++++ Information supplied ++++

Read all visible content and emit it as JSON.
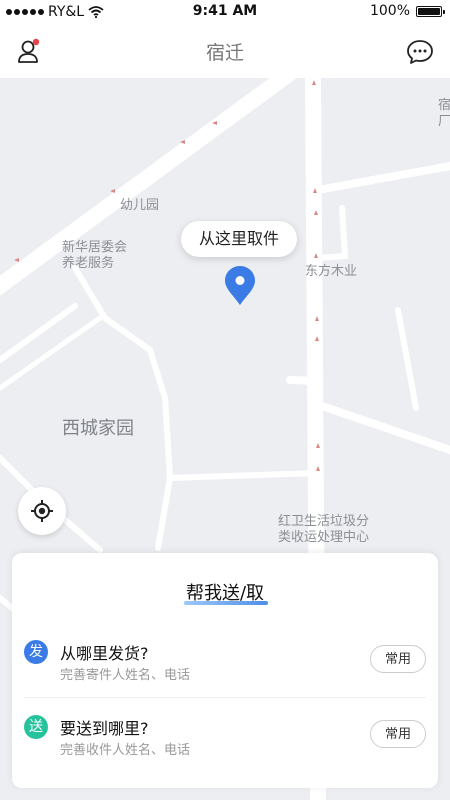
{
  "status_bar": {
    "carrier": "RY&L",
    "time": "9:41 AM",
    "battery": "100%",
    "battery_level": 1.0
  },
  "nav": {
    "title": "宿迁",
    "left_icon": "user-icon",
    "right_icon": "chat-icon"
  },
  "map": {
    "labels": {
      "kindergarten": "幼儿园",
      "committee": "新华居委会\n养老服务",
      "dongfang": "东方木业",
      "xicheng": "西城家园",
      "garbage": "红卫生活垃圾分\n类收运处理中心",
      "edge": "宿\n厂"
    },
    "pickup_bubble": "从这里取件",
    "pin_color": "#3a7be6",
    "locate_icon": "locate-icon"
  },
  "card": {
    "title": "帮我送/取",
    "send": {
      "badge": "发",
      "title": "从哪里发货?",
      "subtitle": "完善寄件人姓名、电话",
      "button": "常用",
      "color": "#3a7be6"
    },
    "receive": {
      "badge": "送",
      "title": "要送到哪里?",
      "subtitle": "完善收件人姓名、电话",
      "button": "常用",
      "color": "#26c29e"
    }
  }
}
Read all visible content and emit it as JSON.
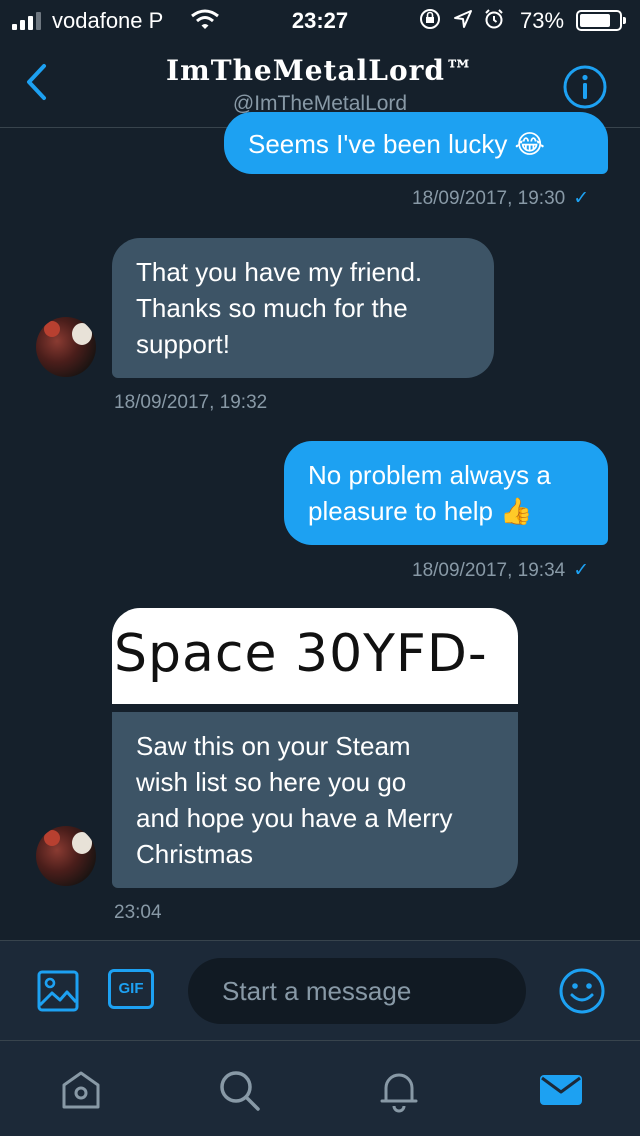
{
  "status_bar": {
    "carrier": "vodafone P",
    "time": "23:27",
    "battery": "73%"
  },
  "header": {
    "title": "ImTheMetalLord™",
    "handle": "@ImTheMetalLord"
  },
  "messages": [
    {
      "direction": "out",
      "text": "Seems I've been lucky 😂",
      "timestamp": "18/09/2017, 19:30",
      "check": "✓"
    },
    {
      "direction": "in",
      "lines": [
        "That you have my friend.",
        "Thanks so much for the",
        "support!"
      ],
      "timestamp": "18/09/2017, 19:32"
    },
    {
      "direction": "out",
      "lines": [
        "No problem always a",
        "pleasure to help 👍"
      ],
      "timestamp": "18/09/2017, 19:34",
      "check": "✓"
    },
    {
      "direction": "in",
      "image_text": "Space 30YFD-",
      "lines": [
        "Saw this on your Steam",
        "wish list so here you go",
        "and hope you have a Merry",
        "Christmas"
      ],
      "timestamp": "23:04"
    }
  ],
  "composer": {
    "gif_label": "GIF",
    "placeholder": "Start a message"
  },
  "colors": {
    "background": "#15202b",
    "accent": "#1da1f2",
    "incoming_bubble": "#3d5466",
    "secondary_text": "#8899a6"
  },
  "icons": {
    "header": [
      "back-chevron-icon",
      "info-icon"
    ],
    "composer": [
      "image-icon",
      "gif-icon",
      "emoji-icon"
    ],
    "tabs": [
      "home-icon",
      "search-icon",
      "notifications-icon",
      "messages-icon"
    ]
  }
}
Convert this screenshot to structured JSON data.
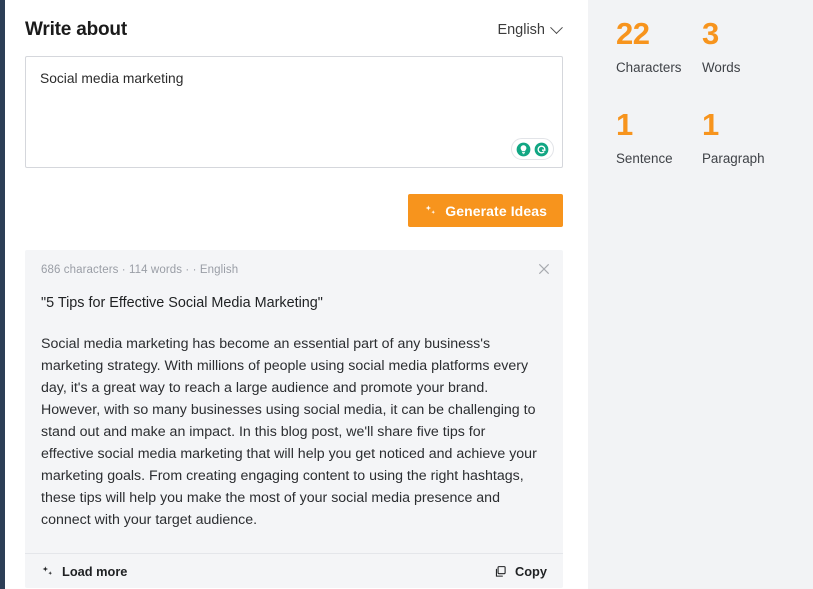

++++

Work to be completed: Please transcribe the material above exactly as written. Leave the pictures out.

Output below:
Read all visible content and emit it as JSON.
{
  "status_bar": {
    "carrier": "RY&L",
    "time": "9:41 AM",
    "battery": "100%",
    "battery_level": 1.0
  },
  "nav": {
    "title": "宿迁",
    "left_icon": "user-icon",
    "right_icon": "chat-icon"
  },
  "map": {
    "labels": {
      "kindergarten": "幼儿园",
      "committee": "新华居委会\n养老服务",
      "dongfang": "东方木业",
      "xicheng": "西城家园",
      "garbage": "红卫生活垃圾分\n类收运处理中心",
      "edge": "宿\n厂"
    },
    "pickup_bubble": "从这里取件",
    "pin_color": "#3a7be6",
    "locate_icon": "locate-icon"
  },
  "card": {
    "title": "帮我送/取",
    "send": {
      "badge": "发",
      "title": "从哪里发货?",
      "subtitle": "完善寄件人姓名、电话",
      "button": "常用",
      "color": "#3a7be6"
    },
    "receive": {
      "badge": "送",
      "title": "要送到哪里?",
      "subtitle": "完善收件人姓名、电话",
      "button": "常用",
      "color": "#26c29e"
    }
  }
}
Read all visible content and emit it as JSON.
{
  "status_bar": {
    "carrier": "vodafone P",
    "time": "23:27",
    "battery": "73%"
  },
  "header": {
    "title": "ImTheMetalLord™",
    "handle": "@ImTheMetalLord"
  },
  "messages": [
    {
      "direction": "out",
      "text": "Seems I've been lucky 😂",
      "timestamp": "18/09/2017, 19:30",
      "check": "✓"
    },
    {
      "direction": "in",
      "lines": [
        "That you have my friend.",
        "Thanks so much for the",
        "support!"
      ],
      "timestamp": "18/09/2017, 19:32"
    },
    {
      "direction": "out",
      "lines": [
        "No problem always a",
        "pleasure to help 👍"
      ],
      "timestamp": "18/09/2017, 19:34",
      "check": "✓"
    },
    {
      "direction": "in",
      "image_text": "Space 30YFD-",
      "lines": [
        "Saw this on your Steam",
        "wish list so here you go",
        "and hope you have a Merry",
        "Christmas"
      ],
      "timestamp": "23:04"
    }
  ],
  "composer": {
    "gif_label": "GIF",
    "placeholder": "Start a message"
  },
  "colors": {
    "background": "#15202b",
    "accent": "#1da1f2",
    "incoming_bubble": "#3d5466",
    "secondary_text": "#8899a6"
  },
  "icons": {
    "header": [
      "back-chevron-icon",
      "info-icon"
    ],
    "composer": [
      "image-icon",
      "gif-icon",
      "emoji-icon"
    ],
    "tabs": [
      "home-icon",
      "search-icon",
      "notifications-icon",
      "messages-icon"
    ]
  }
}
Convert this screenshot to structured JSON data.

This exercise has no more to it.